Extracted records
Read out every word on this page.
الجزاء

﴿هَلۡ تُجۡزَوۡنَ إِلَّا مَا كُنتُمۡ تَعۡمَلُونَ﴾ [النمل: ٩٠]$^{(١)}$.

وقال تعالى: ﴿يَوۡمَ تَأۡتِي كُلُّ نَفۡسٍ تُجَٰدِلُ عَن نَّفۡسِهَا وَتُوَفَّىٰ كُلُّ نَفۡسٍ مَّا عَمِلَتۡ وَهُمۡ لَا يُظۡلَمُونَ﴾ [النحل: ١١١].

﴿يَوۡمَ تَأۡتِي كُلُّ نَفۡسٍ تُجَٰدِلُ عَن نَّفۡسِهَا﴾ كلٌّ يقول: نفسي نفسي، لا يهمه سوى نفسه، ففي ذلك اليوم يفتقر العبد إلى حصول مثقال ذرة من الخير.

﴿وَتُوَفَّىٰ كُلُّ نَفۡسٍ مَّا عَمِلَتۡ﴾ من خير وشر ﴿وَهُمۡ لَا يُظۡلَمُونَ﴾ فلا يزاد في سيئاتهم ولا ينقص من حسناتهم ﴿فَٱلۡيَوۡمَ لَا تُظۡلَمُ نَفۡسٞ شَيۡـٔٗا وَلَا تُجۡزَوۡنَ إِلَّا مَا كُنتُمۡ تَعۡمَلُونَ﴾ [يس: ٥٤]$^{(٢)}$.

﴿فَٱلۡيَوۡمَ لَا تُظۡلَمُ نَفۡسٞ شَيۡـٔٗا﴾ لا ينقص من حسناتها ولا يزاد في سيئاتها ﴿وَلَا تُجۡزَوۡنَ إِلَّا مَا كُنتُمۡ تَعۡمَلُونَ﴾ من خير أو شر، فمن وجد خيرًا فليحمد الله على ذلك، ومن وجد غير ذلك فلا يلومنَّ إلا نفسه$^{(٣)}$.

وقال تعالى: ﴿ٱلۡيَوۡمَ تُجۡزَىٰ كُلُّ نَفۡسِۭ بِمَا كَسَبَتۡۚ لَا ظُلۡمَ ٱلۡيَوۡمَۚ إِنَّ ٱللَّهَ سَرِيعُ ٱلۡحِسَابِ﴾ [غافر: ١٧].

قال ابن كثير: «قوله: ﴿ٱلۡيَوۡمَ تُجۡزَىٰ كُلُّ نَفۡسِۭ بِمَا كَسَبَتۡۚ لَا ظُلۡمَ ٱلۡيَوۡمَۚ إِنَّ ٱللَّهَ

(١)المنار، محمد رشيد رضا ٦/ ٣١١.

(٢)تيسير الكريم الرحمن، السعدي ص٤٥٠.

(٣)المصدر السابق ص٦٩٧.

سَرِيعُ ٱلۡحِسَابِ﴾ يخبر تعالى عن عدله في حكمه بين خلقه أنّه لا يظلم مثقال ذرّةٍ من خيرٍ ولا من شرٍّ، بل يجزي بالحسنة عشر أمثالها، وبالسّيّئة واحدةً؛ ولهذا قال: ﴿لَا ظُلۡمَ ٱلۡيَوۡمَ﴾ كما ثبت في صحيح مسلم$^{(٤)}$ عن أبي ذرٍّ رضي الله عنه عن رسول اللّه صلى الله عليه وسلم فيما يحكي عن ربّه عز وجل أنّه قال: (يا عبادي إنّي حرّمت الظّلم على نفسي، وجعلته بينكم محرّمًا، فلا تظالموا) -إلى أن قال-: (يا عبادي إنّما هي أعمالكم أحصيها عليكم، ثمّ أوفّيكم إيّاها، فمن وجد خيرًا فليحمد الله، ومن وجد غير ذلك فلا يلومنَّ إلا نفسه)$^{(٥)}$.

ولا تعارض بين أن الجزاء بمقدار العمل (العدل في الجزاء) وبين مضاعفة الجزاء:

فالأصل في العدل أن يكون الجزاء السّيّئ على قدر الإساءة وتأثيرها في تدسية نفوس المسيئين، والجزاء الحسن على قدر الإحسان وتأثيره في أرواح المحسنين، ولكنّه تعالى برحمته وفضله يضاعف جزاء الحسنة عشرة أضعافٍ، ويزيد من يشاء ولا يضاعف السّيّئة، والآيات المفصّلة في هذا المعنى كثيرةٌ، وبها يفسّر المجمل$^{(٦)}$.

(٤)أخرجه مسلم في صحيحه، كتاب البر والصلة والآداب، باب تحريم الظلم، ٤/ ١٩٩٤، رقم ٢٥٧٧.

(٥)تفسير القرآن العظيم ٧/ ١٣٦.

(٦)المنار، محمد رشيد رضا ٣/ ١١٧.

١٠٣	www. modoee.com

• **INSTRUCTION**
Every record should be given again exactly.

• **EXERCISE ANSWER**
Read out every word on this page.
الجزاء

﴿هَلۡ تُجۡزَوۡنَ إِلَّا مَا كُنتُمۡ تَعۡمَلُونَ﴾ [النمل: ٩٠]$^{(١)}$.

وقال تعالى: ﴿يَوۡمَ تَأۡتِي كُلُّ نَفۡسٍ تُجَٰدِلُ عَن نَّفۡسِهَا وَتُوَفَّىٰ كُلُّ نَفۡسٍ مَّا عَمِلَتۡ وَهُمۡ لَا يُظۡلَمُونَ﴾ [النحل: ١١١].

﴿يَوۡمَ تَأۡتِي كُلُّ نَفۡسٍ تُجَٰدِلُ عَن نَّفۡسِهَا﴾ كلٌّ يقول: نفسي نفسي، لا يهمه سوى نفسه، ففي ذلك اليوم يفتقر العبد إلى حصول مثقال ذرة من الخير.

﴿وَتُوَفَّىٰ كُلُّ نَفۡسٍ مَّا عَمِلَتۡ﴾ من خير وشر ﴿وَهُمۡ لَا يُظۡلَمُونَ﴾ فلا يزاد في سيئاتهم ولا ينقص من حسناتهم ﴿فَٱلۡيَوۡمَ لَا تُظۡلَمُ نَفۡسٞ شَيۡـٔٗا وَلَا تُجۡزَوۡنَ إِلَّا مَا كُنتُمۡ تَعۡمَلُونَ﴾ [يس: ٥٤]$^{(٢)}$.

﴿فَٱلۡيَوۡمَ لَا تُظۡلَمُ نَفۡسٞ شَيۡـٔٗا﴾ لا ينقص من حسناتها ولا يزاد في سيئاتها ﴿وَلَا تُجۡزَوۡنَ إِلَّا مَا كُنتُمۡ تَعۡمَلُونَ﴾ من خير أو شر، فمن وجد خيرًا فليحمد الله على ذلك، ومن وجد غير ذلك فلا يلومنَّ إلا نفسه$^{(٣)}$.

وقال تعالى: ﴿ٱلۡيَوۡمَ تُجۡزَىٰ كُلُّ نَفۡسِۭ بِمَا كَسَبَتۡۚ لَا ظُلۡمَ ٱلۡيَوۡمَۚ إِنَّ ٱللَّهَ سَرِيعُ ٱلۡحِسَابِ﴾ [غافر: ١٧].

قال ابن كثير: «قوله: ﴿ٱلۡيَوۡمَ تُجۡزَىٰ كُلُّ نَفۡسِۭ بِمَا كَسَبَتۡۚ لَا ظُلۡمَ ٱلۡيَوۡمَۚ إِنَّ ٱللَّهَ

(١)المنار، محمد رشيد رضا ٦/ ٣١١.

(٢)تيسير الكريم الرحمن، السعدي ص٤٥٠.

(٣)المصدر السابق ص٦٩٧.

سَرِيعُ ٱلۡحِسَابِ﴾ يخبر تعالى عن عدله في حكمه بين خلقه أنّه لا يظلم مثقال ذرّةٍ من خيرٍ ولا من شرٍّ، بل يجزي بالحسنة عشر أمثالها، وبالسّيّئة واحدةً؛ ولهذا قال: ﴿لَا ظُلۡمَ ٱلۡيَوۡمَ﴾ كما ثبت في صحيح مسلم$^{(٤)}$ عن أبي ذرٍّ رضي الله عنه عن رسول اللّه صلى الله عليه وسلم فيما يحكي عن ربّه عز وجل أنّه قال: (يا عبادي إنّي حرّمت الظّلم على نفسي، وجعلته بينكم محرّمًا، فلا تظالموا) -إلى أن قال-: (يا عبادي إنّما هي أعمالكم أحصيها عليكم، ثمّ أوفّيكم إيّاها، فمن وجد خيرًا فليحمد الله، ومن وجد غير ذلك فلا يلومنَّ إلا نفسه)$^{(٥)}$.

ولا تعارض بين أن الجزاء بمقدار العمل (العدل في الجزاء) وبين مضاعفة الجزاء:

فالأصل في العدل أن يكون الجزاء السّيّئ على قدر الإساءة وتأثيرها في تدسية نفوس المسيئين، والجزاء الحسن على قدر الإحسان وتأثيره في أرواح المحسنين، ولكنّه تعالى برحمته وفضله يضاعف جزاء الحسنة عشرة أضعافٍ، ويزيد من يشاء ولا يضاعف السّيّئة، والآيات المفصّلة في هذا المعنى كثيرةٌ، وبها يفسّر المجمل$^{(٦)}$.

(٤)أخرجه مسلم في صحيحه، كتاب البر والصلة والآداب، باب تحريم الظلم، ٤/ ١٩٩٤، رقم ٢٥٧٧.

(٥)تفسير القرآن العظيم ٧/ ١٣٦.

(٦)المنار، محمد رشيد رضا ٣/ ١١٧.

١٠٣	www. modoee.com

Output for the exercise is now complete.